[상자로 표시된 레이아웃 항목 목록]
★ ★ ★ ★
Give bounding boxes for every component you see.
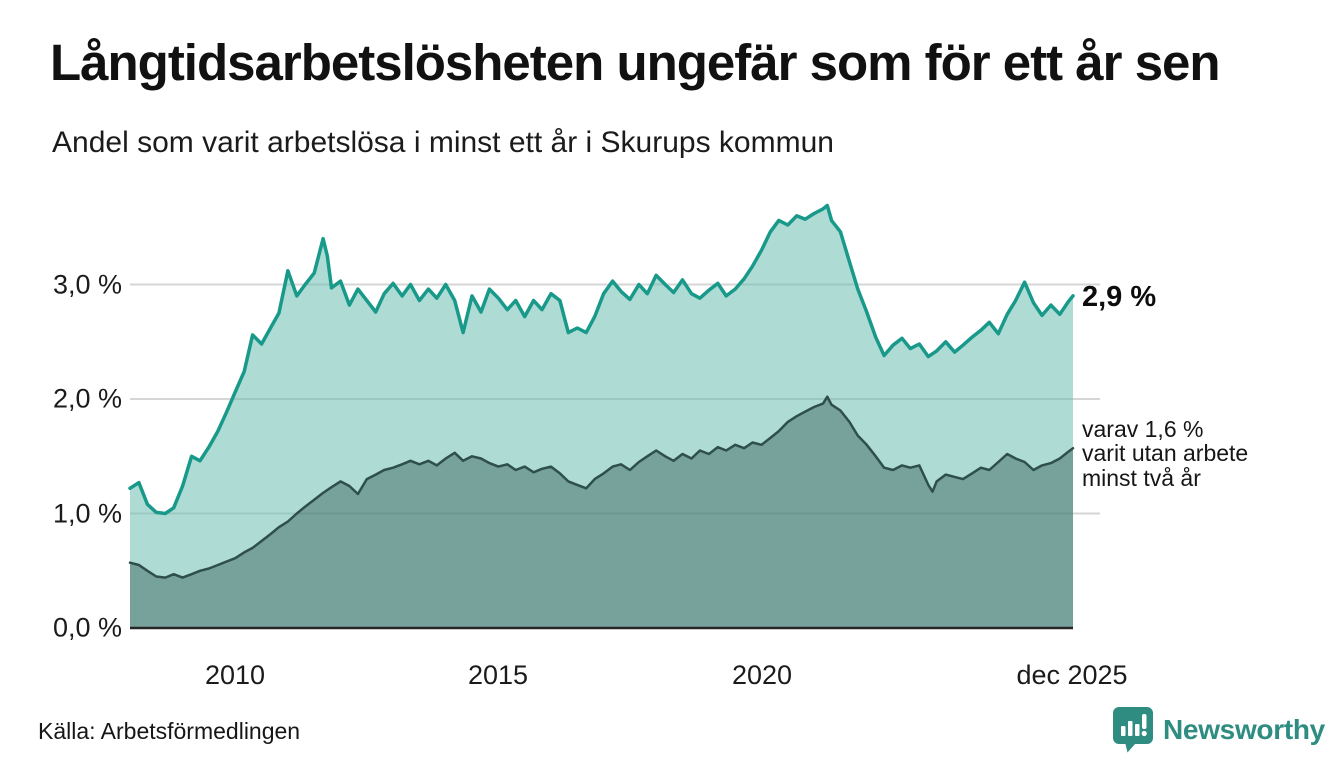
newsworthy-brand: Newsworthy	[1112, 706, 1325, 753]
newsworthy-wordmark: Newsworthy	[1163, 713, 1325, 745]
source-credit: Källa: Arbetsförmedlingen	[38, 718, 301, 744]
x-axis-label-2010: 2010	[204, 660, 266, 690]
y-axis-label-2: 2,0 %	[52, 383, 122, 414]
y-axis-label-0: 0,0 %	[52, 612, 122, 643]
x-axis-label-2015: 2015	[467, 660, 529, 690]
series-end-value-label: 2,9 %	[1082, 281, 1157, 313]
series-end-note-line: varit utan arbete	[1082, 440, 1249, 467]
series-end-note: varav 1,6 % varit utan arbete minst två …	[1082, 416, 1249, 491]
page-title: Långtidsarbetslösheten ungefär som för e…	[50, 34, 1221, 91]
newsworthy-logo-icon	[1113, 707, 1153, 753]
x-axis-label-2020: 2020	[731, 660, 793, 690]
series-end-note-line: minst två år	[1082, 464, 1201, 491]
x-axis-label-dec-2025: dec 2025	[1016, 660, 1128, 690]
y-axis-label-1: 1,0 %	[52, 498, 122, 529]
y-axis-label-3: 3,0 %	[52, 269, 122, 300]
series-end-note-line: varav 1,6 %	[1082, 416, 1204, 442]
page-subtitle: Andel som varit arbetslösa i minst ett å…	[52, 126, 834, 159]
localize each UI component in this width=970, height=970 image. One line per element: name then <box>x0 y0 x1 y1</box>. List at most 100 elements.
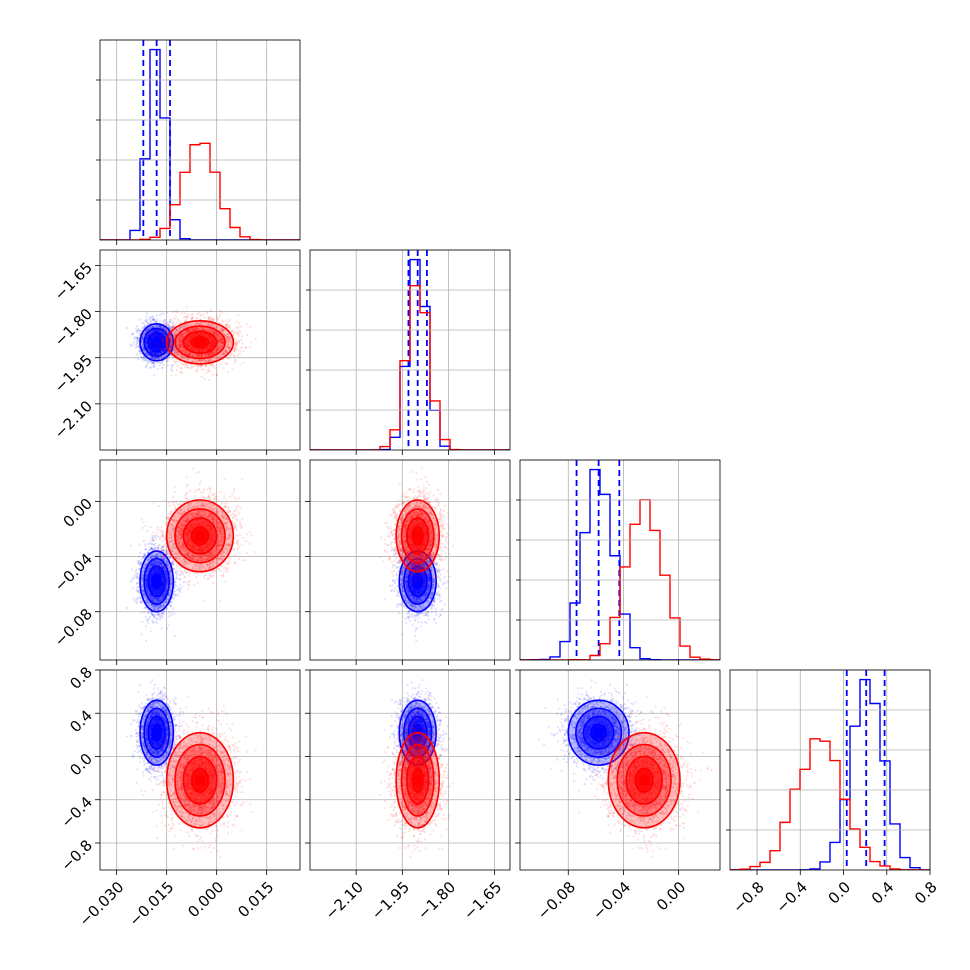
scatter-point <box>205 364 208 367</box>
scatter-point <box>130 345 133 348</box>
scatter-point <box>150 331 153 334</box>
scatter-point <box>149 350 152 353</box>
scatter-point <box>145 341 148 345</box>
scatter-point <box>133 337 136 340</box>
scatter-point <box>152 330 155 333</box>
scatter-point <box>164 318 167 322</box>
scatter-point <box>141 345 144 348</box>
scatter-point <box>135 329 138 332</box>
scatter-point <box>140 321 144 325</box>
scatter-point <box>139 355 142 358</box>
scatter-point <box>136 331 139 334</box>
scatter-point <box>155 330 158 333</box>
scatter-point <box>170 326 173 329</box>
scatter-point <box>238 331 241 334</box>
scatter-point <box>200 375 203 378</box>
scatter-point <box>134 346 137 349</box>
scatter-point <box>151 356 154 359</box>
scatter-point <box>245 323 249 326</box>
scatter-point <box>137 337 140 340</box>
scatter-point <box>153 320 156 323</box>
scatter-point <box>170 327 173 330</box>
scatter-point <box>152 352 156 355</box>
scatter-point <box>160 351 163 354</box>
scatter-point <box>142 347 145 350</box>
scatter-point <box>173 351 176 354</box>
scatter-point <box>166 364 170 367</box>
scatter-point <box>159 336 162 339</box>
scatter-point <box>160 331 163 334</box>
scatter-point <box>153 352 156 355</box>
scatter-point <box>152 362 156 365</box>
scatter-point <box>156 329 160 332</box>
scatter-point <box>136 336 139 339</box>
scatter-point <box>156 352 159 356</box>
scatter-point <box>157 359 161 362</box>
scatter-point <box>167 355 171 358</box>
scatter-point <box>141 343 144 346</box>
scatter-point <box>144 341 147 344</box>
scatter-point <box>161 360 164 363</box>
scatter-point <box>237 322 240 325</box>
scatter-point <box>163 334 167 337</box>
scatter-point <box>152 338 155 341</box>
scatter-point <box>136 358 140 361</box>
scatter-point <box>159 351 162 354</box>
scatter-point <box>175 328 178 331</box>
scatter-point <box>173 348 176 352</box>
scatter-point <box>140 344 144 347</box>
scatter-point <box>158 325 162 329</box>
scatter-point <box>145 337 148 340</box>
scatter-point <box>145 330 148 333</box>
scatter-point <box>163 333 166 336</box>
scatter-point <box>158 352 162 355</box>
scatter-point <box>169 346 172 349</box>
scatter-point <box>161 350 164 353</box>
scatter-point <box>162 356 165 360</box>
scatter-point <box>154 324 157 328</box>
scatter-point <box>172 320 175 323</box>
scatter-point <box>161 350 164 353</box>
scatter-point <box>125 326 128 330</box>
scatter-point <box>157 325 161 328</box>
scatter-point <box>176 317 180 320</box>
scatter-point <box>153 357 156 361</box>
scatter-point <box>155 329 158 332</box>
scatter-point <box>166 351 169 354</box>
scatter-point <box>138 349 141 353</box>
scatter-point <box>152 352 155 355</box>
scatter-point <box>155 324 159 328</box>
scatter-point <box>159 351 162 354</box>
scatter-point <box>174 349 177 353</box>
scatter-point <box>157 329 160 332</box>
scatter-point <box>242 350 245 353</box>
scatter-point <box>179 334 182 337</box>
scatter-point <box>148 327 151 330</box>
scatter-point <box>150 351 153 355</box>
scatter-point <box>145 338 148 341</box>
scatter-point <box>146 359 150 362</box>
scatter-point <box>151 347 154 351</box>
scatter-point <box>165 331 168 334</box>
scatter-point <box>166 327 170 330</box>
scatter-point <box>228 318 231 321</box>
scatter-point <box>161 332 165 335</box>
scatter-point <box>170 364 173 368</box>
scatter-point <box>153 329 156 332</box>
scatter-point <box>222 320 225 323</box>
scatter-point <box>155 329 158 333</box>
scatter-point <box>145 337 148 340</box>
scatter-point <box>150 350 153 354</box>
scatter-point <box>152 361 155 364</box>
scatter-point <box>170 374 173 377</box>
scatter-point <box>162 320 165 323</box>
scatter-point <box>141 336 144 340</box>
scatter-point <box>218 314 221 317</box>
scatter-point <box>163 312 166 315</box>
scatter-point <box>144 328 147 331</box>
scatter-point <box>145 346 149 349</box>
scatter-point <box>146 334 149 337</box>
scatter-point <box>167 323 170 326</box>
scatter-point <box>156 357 160 360</box>
scatter-point <box>144 352 147 355</box>
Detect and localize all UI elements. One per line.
★ ★ ★ ★
• [과제 목표] 위 자료에서 문자열 "newsworthy"이 들어 있는 줄을 빠짐없이 옮겨 적어 보고하세요. 대소문자를 구분합니다.

• [작성 답변]
newsworthy-brand: Newsworthy	[1112, 706, 1325, 753]
newsworthy-wordmark: Newsworthy	[1163, 713, 1325, 745]
newsworthy-logo-icon	[1113, 707, 1153, 753]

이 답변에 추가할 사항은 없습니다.